Collected data:
---+---

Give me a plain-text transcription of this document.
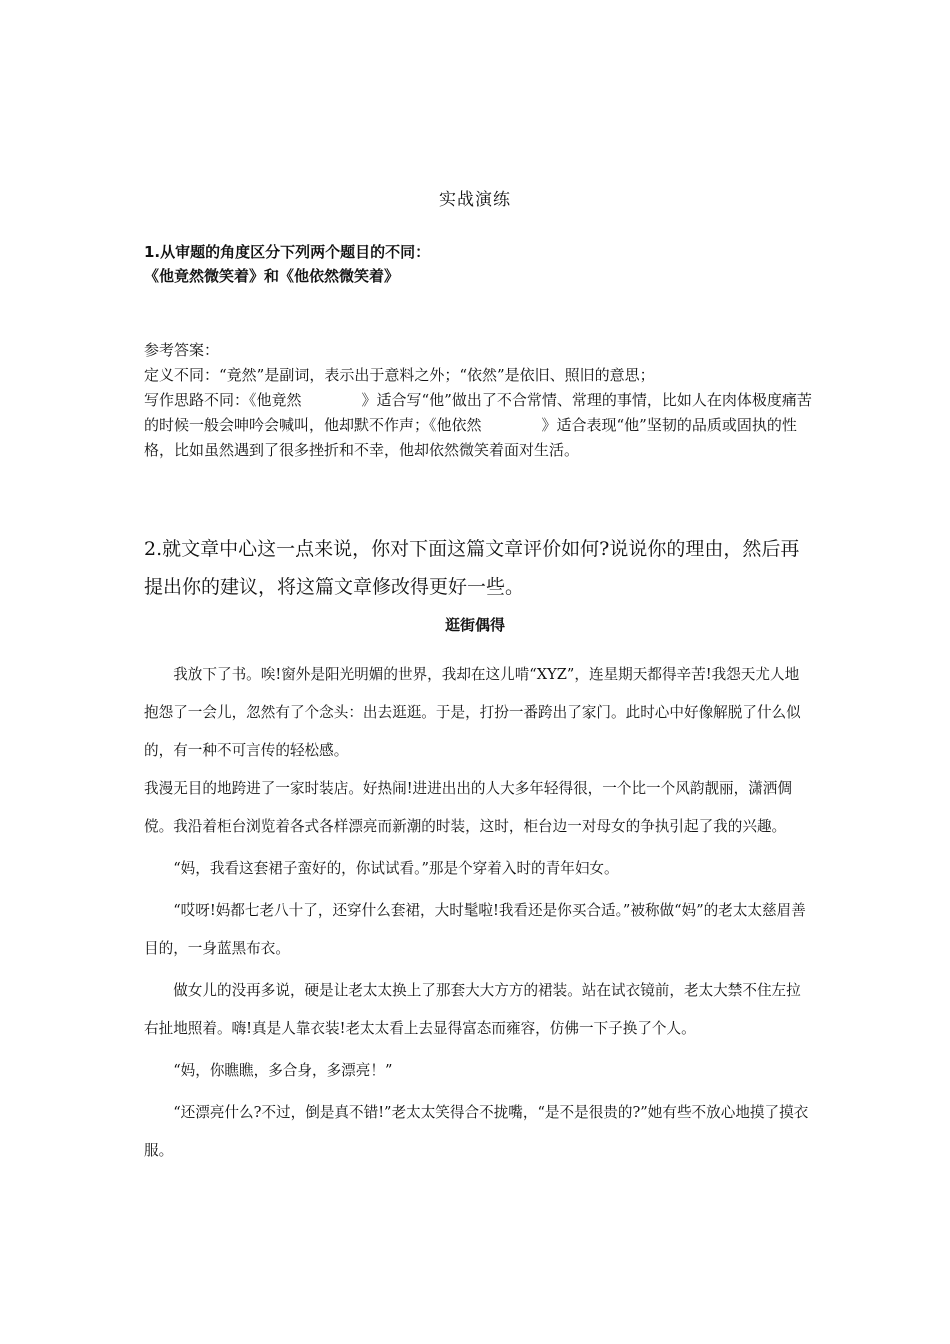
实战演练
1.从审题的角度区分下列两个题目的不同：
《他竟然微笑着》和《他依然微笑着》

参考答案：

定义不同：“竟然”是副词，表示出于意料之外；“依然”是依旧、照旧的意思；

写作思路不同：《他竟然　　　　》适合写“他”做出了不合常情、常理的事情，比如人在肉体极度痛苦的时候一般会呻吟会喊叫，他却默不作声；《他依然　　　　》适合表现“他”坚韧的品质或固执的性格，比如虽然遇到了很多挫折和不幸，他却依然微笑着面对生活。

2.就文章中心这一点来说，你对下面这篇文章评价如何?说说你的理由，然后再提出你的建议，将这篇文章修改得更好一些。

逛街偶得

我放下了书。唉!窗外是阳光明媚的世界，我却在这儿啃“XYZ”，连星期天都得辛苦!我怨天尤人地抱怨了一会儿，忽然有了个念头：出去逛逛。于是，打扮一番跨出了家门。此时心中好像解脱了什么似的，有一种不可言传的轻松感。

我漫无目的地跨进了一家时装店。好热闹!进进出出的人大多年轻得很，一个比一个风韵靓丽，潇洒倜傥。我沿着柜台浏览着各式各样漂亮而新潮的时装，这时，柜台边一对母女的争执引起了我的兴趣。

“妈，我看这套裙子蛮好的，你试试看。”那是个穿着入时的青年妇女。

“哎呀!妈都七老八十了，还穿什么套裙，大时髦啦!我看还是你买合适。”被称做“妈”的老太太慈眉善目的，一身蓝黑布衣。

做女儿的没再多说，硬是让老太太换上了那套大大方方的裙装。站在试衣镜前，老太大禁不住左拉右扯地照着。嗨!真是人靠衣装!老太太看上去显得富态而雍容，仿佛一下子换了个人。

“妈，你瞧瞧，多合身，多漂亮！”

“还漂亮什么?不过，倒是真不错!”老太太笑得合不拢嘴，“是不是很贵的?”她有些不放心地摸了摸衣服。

---+---

Goal of the exercise: Copy out every line of the material above exactly, skipping the pictures.

Answer below:
Give me a plain-text transcription of this document.
实战演练
1.从审题的角度区分下列两个题目的不同：
《他竟然微笑着》和《他依然微笑着》

参考答案：

定义不同：“竟然”是副词，表示出于意料之外；“依然”是依旧、照旧的意思；

写作思路不同：《他竟然　　　　》适合写“他”做出了不合常情、常理的事情，比如人在肉体极度痛苦的时候一般会呻吟会喊叫，他却默不作声；《他依然　　　　》适合表现“他”坚韧的品质或固执的性格，比如虽然遇到了很多挫折和不幸，他却依然微笑着面对生活。

2.就文章中心这一点来说，你对下面这篇文章评价如何?说说你的理由，然后再提出你的建议，将这篇文章修改得更好一些。

逛街偶得

我放下了书。唉!窗外是阳光明媚的世界，我却在这儿啃“XYZ”，连星期天都得辛苦!我怨天尤人地抱怨了一会儿，忽然有了个念头：出去逛逛。于是，打扮一番跨出了家门。此时心中好像解脱了什么似的，有一种不可言传的轻松感。

我漫无目的地跨进了一家时装店。好热闹!进进出出的人大多年轻得很，一个比一个风韵靓丽，潇洒倜傥。我沿着柜台浏览着各式各样漂亮而新潮的时装，这时，柜台边一对母女的争执引起了我的兴趣。

“妈，我看这套裙子蛮好的，你试试看。”那是个穿着入时的青年妇女。

“哎呀!妈都七老八十了，还穿什么套裙，大时髦啦!我看还是你买合适。”被称做“妈”的老太太慈眉善目的，一身蓝黑布衣。

做女儿的没再多说，硬是让老太太换上了那套大大方方的裙装。站在试衣镜前，老太大禁不住左拉右扯地照着。嗨!真是人靠衣装!老太太看上去显得富态而雍容，仿佛一下子换了个人。

“妈，你瞧瞧，多合身，多漂亮！”

“还漂亮什么?不过，倒是真不错!”老太太笑得合不拢嘴，“是不是很贵的?”她有些不放心地摸了摸衣服。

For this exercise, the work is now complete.